Repeat each line exactly, leaving nothing out.

-- begin Data provided --

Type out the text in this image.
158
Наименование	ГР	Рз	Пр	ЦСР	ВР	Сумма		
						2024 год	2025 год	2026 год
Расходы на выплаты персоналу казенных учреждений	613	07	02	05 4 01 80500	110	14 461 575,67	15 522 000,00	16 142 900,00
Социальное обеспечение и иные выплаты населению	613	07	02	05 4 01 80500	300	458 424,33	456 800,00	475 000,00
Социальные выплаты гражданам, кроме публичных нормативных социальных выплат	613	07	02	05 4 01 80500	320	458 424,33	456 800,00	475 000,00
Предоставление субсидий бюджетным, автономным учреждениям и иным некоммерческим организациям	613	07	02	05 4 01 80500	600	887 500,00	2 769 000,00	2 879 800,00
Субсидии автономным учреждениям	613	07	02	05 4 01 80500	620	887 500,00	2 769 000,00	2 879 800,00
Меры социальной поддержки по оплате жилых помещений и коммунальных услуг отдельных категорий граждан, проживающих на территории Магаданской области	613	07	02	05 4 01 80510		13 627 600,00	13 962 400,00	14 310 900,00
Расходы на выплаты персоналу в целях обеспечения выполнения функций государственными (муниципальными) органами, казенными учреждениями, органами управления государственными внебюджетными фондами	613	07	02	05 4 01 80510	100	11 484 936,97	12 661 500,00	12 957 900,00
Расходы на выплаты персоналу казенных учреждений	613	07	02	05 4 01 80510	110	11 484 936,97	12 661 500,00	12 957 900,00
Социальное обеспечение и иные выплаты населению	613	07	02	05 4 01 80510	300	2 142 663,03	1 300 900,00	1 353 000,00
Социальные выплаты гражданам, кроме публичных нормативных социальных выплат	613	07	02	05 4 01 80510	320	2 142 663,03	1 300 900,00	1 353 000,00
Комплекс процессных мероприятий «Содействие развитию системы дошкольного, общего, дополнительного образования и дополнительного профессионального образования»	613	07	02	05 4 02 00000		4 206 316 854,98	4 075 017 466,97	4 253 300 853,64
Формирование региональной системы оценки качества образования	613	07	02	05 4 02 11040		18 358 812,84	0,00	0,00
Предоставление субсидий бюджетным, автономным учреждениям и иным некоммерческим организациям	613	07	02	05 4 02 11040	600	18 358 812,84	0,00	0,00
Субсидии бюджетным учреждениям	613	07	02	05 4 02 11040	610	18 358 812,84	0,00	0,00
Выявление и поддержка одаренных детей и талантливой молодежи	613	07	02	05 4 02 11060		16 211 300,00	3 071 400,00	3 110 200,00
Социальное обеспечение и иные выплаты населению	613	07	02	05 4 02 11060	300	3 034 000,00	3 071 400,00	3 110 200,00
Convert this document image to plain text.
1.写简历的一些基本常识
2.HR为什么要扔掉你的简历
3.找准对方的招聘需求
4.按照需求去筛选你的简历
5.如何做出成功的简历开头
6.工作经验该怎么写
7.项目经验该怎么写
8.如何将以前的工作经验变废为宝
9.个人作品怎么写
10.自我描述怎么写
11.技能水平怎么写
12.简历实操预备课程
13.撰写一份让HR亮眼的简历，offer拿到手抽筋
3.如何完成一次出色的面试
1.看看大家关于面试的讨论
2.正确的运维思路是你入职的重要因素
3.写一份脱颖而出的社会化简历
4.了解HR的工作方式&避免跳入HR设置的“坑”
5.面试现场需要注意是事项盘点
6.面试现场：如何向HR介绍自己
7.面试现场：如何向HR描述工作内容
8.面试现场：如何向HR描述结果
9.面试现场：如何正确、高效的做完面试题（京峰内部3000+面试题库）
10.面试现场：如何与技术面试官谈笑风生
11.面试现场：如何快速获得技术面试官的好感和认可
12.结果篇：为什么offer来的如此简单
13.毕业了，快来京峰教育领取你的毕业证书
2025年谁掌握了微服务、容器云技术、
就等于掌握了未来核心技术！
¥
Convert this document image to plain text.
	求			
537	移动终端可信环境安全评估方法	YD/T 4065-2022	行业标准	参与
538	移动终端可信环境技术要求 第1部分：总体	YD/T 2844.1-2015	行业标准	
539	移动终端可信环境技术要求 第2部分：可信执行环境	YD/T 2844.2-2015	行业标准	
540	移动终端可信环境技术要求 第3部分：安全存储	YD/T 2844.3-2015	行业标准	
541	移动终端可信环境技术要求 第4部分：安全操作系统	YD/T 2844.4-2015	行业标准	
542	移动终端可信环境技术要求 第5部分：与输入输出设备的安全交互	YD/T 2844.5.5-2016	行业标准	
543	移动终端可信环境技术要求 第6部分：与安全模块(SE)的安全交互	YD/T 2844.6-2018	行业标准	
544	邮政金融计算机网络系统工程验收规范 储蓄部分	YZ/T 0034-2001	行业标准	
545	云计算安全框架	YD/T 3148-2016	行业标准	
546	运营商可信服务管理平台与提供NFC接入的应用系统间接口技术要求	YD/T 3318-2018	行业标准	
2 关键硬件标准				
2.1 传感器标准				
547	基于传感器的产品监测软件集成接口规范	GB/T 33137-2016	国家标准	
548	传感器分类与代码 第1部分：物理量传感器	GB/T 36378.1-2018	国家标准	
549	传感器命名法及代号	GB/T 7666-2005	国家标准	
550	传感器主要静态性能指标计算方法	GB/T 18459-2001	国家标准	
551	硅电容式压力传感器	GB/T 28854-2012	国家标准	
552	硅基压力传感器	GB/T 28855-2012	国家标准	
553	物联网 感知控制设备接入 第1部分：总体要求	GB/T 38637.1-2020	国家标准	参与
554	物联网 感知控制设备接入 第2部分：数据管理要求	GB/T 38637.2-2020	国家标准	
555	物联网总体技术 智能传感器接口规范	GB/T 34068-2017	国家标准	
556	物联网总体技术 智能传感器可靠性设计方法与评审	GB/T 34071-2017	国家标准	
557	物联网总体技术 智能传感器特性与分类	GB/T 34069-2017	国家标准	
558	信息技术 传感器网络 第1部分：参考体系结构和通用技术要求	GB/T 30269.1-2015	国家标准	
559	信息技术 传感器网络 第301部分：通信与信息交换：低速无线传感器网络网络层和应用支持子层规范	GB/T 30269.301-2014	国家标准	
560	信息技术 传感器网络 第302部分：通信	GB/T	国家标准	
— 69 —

-- end Data provided --

Completed task
Type out the text in this image.
158
Наименование	ГР	Рз	Пр	ЦСР	ВР	Сумма		
						2024 год	2025 год	2026 год
Расходы на выплаты персоналу казенных учреждений	613	07	02	05 4 01 80500	110	14 461 575,67	15 522 000,00	16 142 900,00
Социальное обеспечение и иные выплаты населению	613	07	02	05 4 01 80500	300	458 424,33	456 800,00	475 000,00
Социальные выплаты гражданам, кроме публичных нормативных социальных выплат	613	07	02	05 4 01 80500	320	458 424,33	456 800,00	475 000,00
Предоставление субсидий бюджетным, автономным учреждениям и иным некоммерческим организациям	613	07	02	05 4 01 80500	600	887 500,00	2 769 000,00	2 879 800,00
Субсидии автономным учреждениям	613	07	02	05 4 01 80500	620	887 500,00	2 769 000,00	2 879 800,00
Меры социальной поддержки по оплате жилых помещений и коммунальных услуг отдельных категорий граждан, проживающих на территории Магаданской области	613	07	02	05 4 01 80510		13 627 600,00	13 962 400,00	14 310 900,00
Расходы на выплаты персоналу в целях обеспечения выполнения функций государственными (муниципальными) органами, казенными учреждениями, органами управления государственными внебюджетными фондами	613	07	02	05 4 01 80510	100	11 484 936,97	12 661 500,00	12 957 900,00
Расходы на выплаты персоналу казенных учреждений	613	07	02	05 4 01 80510	110	11 484 936,97	12 661 500,00	12 957 900,00
Социальное обеспечение и иные выплаты населению	613	07	02	05 4 01 80510	300	2 142 663,03	1 300 900,00	1 353 000,00
Социальные выплаты гражданам, кроме публичных нормативных социальных выплат	613	07	02	05 4 01 80510	320	2 142 663,03	1 300 900,00	1 353 000,00
Комплекс процессных мероприятий «Содействие развитию системы дошкольного, общего, дополнительного образования и дополнительного профессионального образования»	613	07	02	05 4 02 00000		4 206 316 854,98	4 075 017 466,97	4 253 300 853,64
Формирование региональной системы оценки качества образования	613	07	02	05 4 02 11040		18 358 812,84	0,00	0,00
Предоставление субсидий бюджетным, автономным учреждениям и иным некоммерческим организациям	613	07	02	05 4 02 11040	600	18 358 812,84	0,00	0,00
Субсидии бюджетным учреждениям	613	07	02	05 4 02 11040	610	18 358 812,84	0,00	0,00
Выявление и поддержка одаренных детей и талантливой молодежи	613	07	02	05 4 02 11060		16 211 300,00	3 071 400,00	3 110 200,00
Социальное обеспечение и иные выплаты населению	613	07	02	05 4 02 11060	300	3 034 000,00	3 071 400,00	3 110 200,00
Convert this document image to plain text.
1.写简历的一些基本常识
2.HR为什么要扔掉你的简历
3.找准对方的招聘需求
4.按照需求去筛选你的简历
5.如何做出成功的简历开头
6.工作经验该怎么写
7.项目经验该怎么写
8.如何将以前的工作经验变废为宝
9.个人作品怎么写
10.自我描述怎么写
11.技能水平怎么写
12.简历实操预备课程
13.撰写一份让HR亮眼的简历，offer拿到手抽筋
3.如何完成一次出色的面试
1.看看大家关于面试的讨论
2.正确的运维思路是你入职的重要因素
3.写一份脱颖而出的社会化简历
4.了解HR的工作方式&避免跳入HR设置的“坑”
5.面试现场需要注意是事项盘点
6.面试现场：如何向HR介绍自己
7.面试现场：如何向HR描述工作内容
8.面试现场：如何向HR描述结果
9.面试现场：如何正确、高效的做完面试题（京峰内部3000+面试题库）
10.面试现场：如何与技术面试官谈笑风生
11.面试现场：如何快速获得技术面试官的好感和认可
12.结果篇：为什么offer来的如此简单
13.毕业了，快来京峰教育领取你的毕业证书
2025年谁掌握了微服务、容器云技术、
就等于掌握了未来核心技术！
¥
Convert this document image to plain text.
	求			
537	移动终端可信环境安全评估方法	YD/T 4065-2022	行业标准	参与
538	移动终端可信环境技术要求 第1部分：总体	YD/T 2844.1-2015	行业标准	
539	移动终端可信环境技术要求 第2部分：可信执行环境	YD/T 2844.2-2015	行业标准	
540	移动终端可信环境技术要求 第3部分：安全存储	YD/T 2844.3-2015	行业标准	
541	移动终端可信环境技术要求 第4部分：安全操作系统	YD/T 2844.4-2015	行业标准	
542	移动终端可信环境技术要求 第5部分：与输入输出设备的安全交互	YD/T 2844.5.5-2016	行业标准	
543	移动终端可信环境技术要求 第6部分：与安全模块(SE)的安全交互	YD/T 2844.6-2018	行业标准	
544	邮政金融计算机网络系统工程验收规范 储蓄部分	YZ/T 0034-2001	行业标准	
545	云计算安全框架	YD/T 3148-2016	行业标准	
546	运营商可信服务管理平台与提供NFC接入的应用系统间接口技术要求	YD/T 3318-2018	行业标准	
2 关键硬件标准				
2.1 传感器标准				
547	基于传感器的产品监测软件集成接口规范	GB/T 33137-2016	国家标准	
548	传感器分类与代码 第1部分：物理量传感器	GB/T 36378.1-2018	国家标准	
549	传感器命名法及代号	GB/T 7666-2005	国家标准	
550	传感器主要静态性能指标计算方法	GB/T 18459-2001	国家标准	
551	硅电容式压力传感器	GB/T 28854-2012	国家标准	
552	硅基压力传感器	GB/T 28855-2012	国家标准	
553	物联网 感知控制设备接入 第1部分：总体要求	GB/T 38637.1-2020	国家标准	参与
554	物联网 感知控制设备接入 第2部分：数据管理要求	GB/T 38637.2-2020	国家标准	
555	物联网总体技术 智能传感器接口规范	GB/T 34068-2017	国家标准	
556	物联网总体技术 智能传感器可靠性设计方法与评审	GB/T 34071-2017	国家标准	
557	物联网总体技术 智能传感器特性与分类	GB/T 34069-2017	国家标准	
558	信息技术 传感器网络 第1部分：参考体系结构和通用技术要求	GB/T 30269.1-2015	国家标准	
559	信息技术 传感器网络 第301部分：通信与信息交换：低速无线传感器网络网络层和应用支持子层规范	GB/T 30269.301-2014	国家标准	
560	信息技术 传感器网络 第302部分：通信	GB/T	国家标准	
— 69 —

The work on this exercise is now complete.